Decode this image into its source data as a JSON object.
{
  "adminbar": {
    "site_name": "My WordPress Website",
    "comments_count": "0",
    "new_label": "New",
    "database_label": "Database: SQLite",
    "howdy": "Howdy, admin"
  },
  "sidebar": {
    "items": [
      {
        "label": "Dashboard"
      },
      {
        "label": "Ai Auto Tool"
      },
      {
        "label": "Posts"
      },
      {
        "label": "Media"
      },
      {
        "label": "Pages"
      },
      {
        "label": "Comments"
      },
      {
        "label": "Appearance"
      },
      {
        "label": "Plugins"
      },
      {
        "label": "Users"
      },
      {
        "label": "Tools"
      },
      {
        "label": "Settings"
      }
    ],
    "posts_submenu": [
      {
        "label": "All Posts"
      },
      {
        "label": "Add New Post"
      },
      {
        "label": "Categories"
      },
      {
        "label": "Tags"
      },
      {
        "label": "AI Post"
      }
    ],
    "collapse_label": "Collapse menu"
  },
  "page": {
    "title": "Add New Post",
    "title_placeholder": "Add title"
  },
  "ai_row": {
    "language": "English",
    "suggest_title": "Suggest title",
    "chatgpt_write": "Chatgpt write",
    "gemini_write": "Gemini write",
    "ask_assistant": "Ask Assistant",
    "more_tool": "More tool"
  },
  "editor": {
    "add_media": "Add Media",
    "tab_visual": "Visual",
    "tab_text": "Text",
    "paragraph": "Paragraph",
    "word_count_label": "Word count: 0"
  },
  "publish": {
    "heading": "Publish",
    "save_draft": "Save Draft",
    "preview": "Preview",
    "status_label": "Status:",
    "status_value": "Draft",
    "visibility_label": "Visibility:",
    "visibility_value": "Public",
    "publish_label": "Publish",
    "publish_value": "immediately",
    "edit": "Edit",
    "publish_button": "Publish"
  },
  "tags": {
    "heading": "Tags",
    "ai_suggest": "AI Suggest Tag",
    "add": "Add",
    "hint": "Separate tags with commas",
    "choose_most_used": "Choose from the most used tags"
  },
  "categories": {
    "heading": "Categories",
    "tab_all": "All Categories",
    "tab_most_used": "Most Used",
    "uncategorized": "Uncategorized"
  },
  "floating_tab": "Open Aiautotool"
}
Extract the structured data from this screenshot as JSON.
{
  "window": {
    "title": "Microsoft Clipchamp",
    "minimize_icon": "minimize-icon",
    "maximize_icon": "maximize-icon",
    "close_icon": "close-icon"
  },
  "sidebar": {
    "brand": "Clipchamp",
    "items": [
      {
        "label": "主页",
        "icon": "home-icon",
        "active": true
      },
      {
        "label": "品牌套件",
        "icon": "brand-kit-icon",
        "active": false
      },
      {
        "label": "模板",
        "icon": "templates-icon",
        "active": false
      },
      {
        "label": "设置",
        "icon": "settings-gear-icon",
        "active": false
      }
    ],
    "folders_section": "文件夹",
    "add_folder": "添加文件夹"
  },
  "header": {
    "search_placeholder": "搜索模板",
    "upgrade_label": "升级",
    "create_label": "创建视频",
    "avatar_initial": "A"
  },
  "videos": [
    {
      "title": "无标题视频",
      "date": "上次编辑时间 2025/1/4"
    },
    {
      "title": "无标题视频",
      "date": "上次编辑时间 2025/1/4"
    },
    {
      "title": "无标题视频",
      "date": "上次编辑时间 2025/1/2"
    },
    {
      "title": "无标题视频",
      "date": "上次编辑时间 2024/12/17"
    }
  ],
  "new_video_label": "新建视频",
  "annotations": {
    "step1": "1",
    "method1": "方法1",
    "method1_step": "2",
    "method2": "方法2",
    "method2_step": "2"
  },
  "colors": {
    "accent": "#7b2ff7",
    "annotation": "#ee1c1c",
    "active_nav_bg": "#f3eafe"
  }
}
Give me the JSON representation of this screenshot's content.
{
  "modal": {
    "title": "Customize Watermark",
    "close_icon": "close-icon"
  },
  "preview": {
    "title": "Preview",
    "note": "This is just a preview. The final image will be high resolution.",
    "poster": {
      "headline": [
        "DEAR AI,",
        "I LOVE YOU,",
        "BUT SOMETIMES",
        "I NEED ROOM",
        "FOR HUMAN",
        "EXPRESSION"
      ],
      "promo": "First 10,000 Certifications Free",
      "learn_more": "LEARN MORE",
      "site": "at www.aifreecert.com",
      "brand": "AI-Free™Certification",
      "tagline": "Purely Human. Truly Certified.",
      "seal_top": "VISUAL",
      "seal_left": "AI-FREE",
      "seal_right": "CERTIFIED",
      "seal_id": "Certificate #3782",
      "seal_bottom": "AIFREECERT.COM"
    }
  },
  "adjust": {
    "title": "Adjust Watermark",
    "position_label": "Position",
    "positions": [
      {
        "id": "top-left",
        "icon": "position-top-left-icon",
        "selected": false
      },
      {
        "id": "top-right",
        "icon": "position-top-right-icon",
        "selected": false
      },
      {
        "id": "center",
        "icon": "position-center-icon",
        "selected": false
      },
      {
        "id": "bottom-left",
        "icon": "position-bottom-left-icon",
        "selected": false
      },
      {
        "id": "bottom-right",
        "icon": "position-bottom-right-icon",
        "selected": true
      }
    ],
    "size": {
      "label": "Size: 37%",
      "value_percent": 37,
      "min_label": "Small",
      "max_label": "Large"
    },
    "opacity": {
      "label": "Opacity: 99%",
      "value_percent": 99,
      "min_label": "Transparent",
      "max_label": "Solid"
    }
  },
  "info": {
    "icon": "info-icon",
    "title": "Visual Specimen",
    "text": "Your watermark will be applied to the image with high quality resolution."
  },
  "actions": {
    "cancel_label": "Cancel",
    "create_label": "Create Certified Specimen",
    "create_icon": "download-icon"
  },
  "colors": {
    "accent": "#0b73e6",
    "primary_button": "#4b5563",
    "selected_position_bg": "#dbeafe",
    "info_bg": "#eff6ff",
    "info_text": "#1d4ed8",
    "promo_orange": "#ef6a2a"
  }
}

#### Job:
Print the whole listing again, exactly.

#### Task response:
Decode this image into its source data as a JSON object.
{
  "adminbar": {
    "site_name": "My WordPress Website",
    "comments_count": "0",
    "new_label": "New",
    "database_label": "Database: SQLite",
    "howdy": "Howdy, admin"
  },
  "sidebar": {
    "items": [
      {
        "label": "Dashboard"
      },
      {
        "label": "Ai Auto Tool"
      },
      {
        "label": "Posts"
      },
      {
        "label": "Media"
      },
      {
        "label": "Pages"
      },
      {
        "label": "Comments"
      },
      {
        "label": "Appearance"
      },
      {
        "label": "Plugins"
      },
      {
        "label": "Users"
      },
      {
        "label": "Tools"
      },
      {
        "label": "Settings"
      }
    ],
    "posts_submenu": [
      {
        "label": "All Posts"
      },
      {
        "label": "Add New Post"
      },
      {
        "label": "Categories"
      },
      {
        "label": "Tags"
      },
      {
        "label": "AI Post"
      }
    ],
    "collapse_label": "Collapse menu"
  },
  "page": {
    "title": "Add New Post",
    "title_placeholder": "Add title"
  },
  "ai_row": {
    "language": "English",
    "suggest_title": "Suggest title",
    "chatgpt_write": "Chatgpt write",
    "gemini_write": "Gemini write",
    "ask_assistant": "Ask Assistant",
    "more_tool": "More tool"
  },
  "editor": {
    "add_media": "Add Media",
    "tab_visual": "Visual",
    "tab_text": "Text",
    "paragraph": "Paragraph",
    "word_count_label": "Word count: 0"
  },
  "publish": {
    "heading": "Publish",
    "save_draft": "Save Draft",
    "preview": "Preview",
    "status_label": "Status:",
    "status_value": "Draft",
    "visibility_label": "Visibility:",
    "visibility_value": "Public",
    "publish_label": "Publish",
    "publish_value": "immediately",
    "edit": "Edit",
    "publish_button": "Publish"
  },
  "tags": {
    "heading": "Tags",
    "ai_suggest": "AI Suggest Tag",
    "add": "Add",
    "hint": "Separate tags with commas",
    "choose_most_used": "Choose from the most used tags"
  },
  "categories": {
    "heading": "Categories",
    "tab_all": "All Categories",
    "tab_most_used": "Most Used",
    "uncategorized": "Uncategorized"
  },
  "floating_tab": "Open Aiautotool"
}
Extract the structured data from this screenshot as JSON.
{
  "window": {
    "title": "Microsoft Clipchamp",
    "minimize_icon": "minimize-icon",
    "maximize_icon": "maximize-icon",
    "close_icon": "close-icon"
  },
  "sidebar": {
    "brand": "Clipchamp",
    "items": [
      {
        "label": "主页",
        "icon": "home-icon",
        "active": true
      },
      {
        "label": "品牌套件",
        "icon": "brand-kit-icon",
        "active": false
      },
      {
        "label": "模板",
        "icon": "templates-icon",
        "active": false
      },
      {
        "label": "设置",
        "icon": "settings-gear-icon",
        "active": false
      }
    ],
    "folders_section": "文件夹",
    "add_folder": "添加文件夹"
  },
  "header": {
    "search_placeholder": "搜索模板",
    "upgrade_label": "升级",
    "create_label": "创建视频",
    "avatar_initial": "A"
  },
  "videos": [
    {
      "title": "无标题视频",
      "date": "上次编辑时间 2025/1/4"
    },
    {
      "title": "无标题视频",
      "date": "上次编辑时间 2025/1/4"
    },
    {
      "title": "无标题视频",
      "date": "上次编辑时间 2025/1/2"
    },
    {
      "title": "无标题视频",
      "date": "上次编辑时间 2024/12/17"
    }
  ],
  "new_video_label": "新建视频",
  "annotations": {
    "step1": "1",
    "method1": "方法1",
    "method1_step": "2",
    "method2": "方法2",
    "method2_step": "2"
  },
  "colors": {
    "accent": "#7b2ff7",
    "annotation": "#ee1c1c",
    "active_nav_bg": "#f3eafe"
  }
}
Give me the JSON representation of this screenshot's content.
{
  "modal": {
    "title": "Customize Watermark",
    "close_icon": "close-icon"
  },
  "preview": {
    "title": "Preview",
    "note": "This is just a preview. The final image will be high resolution.",
    "poster": {
      "headline": [
        "DEAR AI,",
        "I LOVE YOU,",
        "BUT SOMETIMES",
        "I NEED ROOM",
        "FOR HUMAN",
        "EXPRESSION"
      ],
      "promo": "First 10,000 Certifications Free",
      "learn_more": "LEARN MORE",
      "site": "at www.aifreecert.com",
      "brand": "AI-Free™Certification",
      "tagline": "Purely Human. Truly Certified.",
      "seal_top": "VISUAL",
      "seal_left": "AI-FREE",
      "seal_right": "CERTIFIED",
      "seal_id": "Certificate #3782",
      "seal_bottom": "AIFREECERT.COM"
    }
  },
  "adjust": {
    "title": "Adjust Watermark",
    "position_label": "Position",
    "positions": [
      {
        "id": "top-left",
        "icon": "position-top-left-icon",
        "selected": false
      },
      {
        "id": "top-right",
        "icon": "position-top-right-icon",
        "selected": false
      },
      {
        "id": "center",
        "icon": "position-center-icon",
        "selected": false
      },
      {
        "id": "bottom-left",
        "icon": "position-bottom-left-icon",
        "selected": false
      },
      {
        "id": "bottom-right",
        "icon": "position-bottom-right-icon",
        "selected": true
      }
    ],
    "size": {
      "label": "Size: 37%",
      "value_percent": 37,
      "min_label": "Small",
      "max_label": "Large"
    },
    "opacity": {
      "label": "Opacity: 99%",
      "value_percent": 99,
      "min_label": "Transparent",
      "max_label": "Solid"
    }
  },
  "info": {
    "icon": "info-icon",
    "title": "Visual Specimen",
    "text": "Your watermark will be applied to the image with high quality resolution."
  },
  "actions": {
    "cancel_label": "Cancel",
    "create_label": "Create Certified Specimen",
    "create_icon": "download-icon"
  },
  "colors": {
    "accent": "#0b73e6",
    "primary_button": "#4b5563",
    "selected_position_bg": "#dbeafe",
    "info_bg": "#eff6ff",
    "info_text": "#1d4ed8",
    "promo_orange": "#ef6a2a"
  }
}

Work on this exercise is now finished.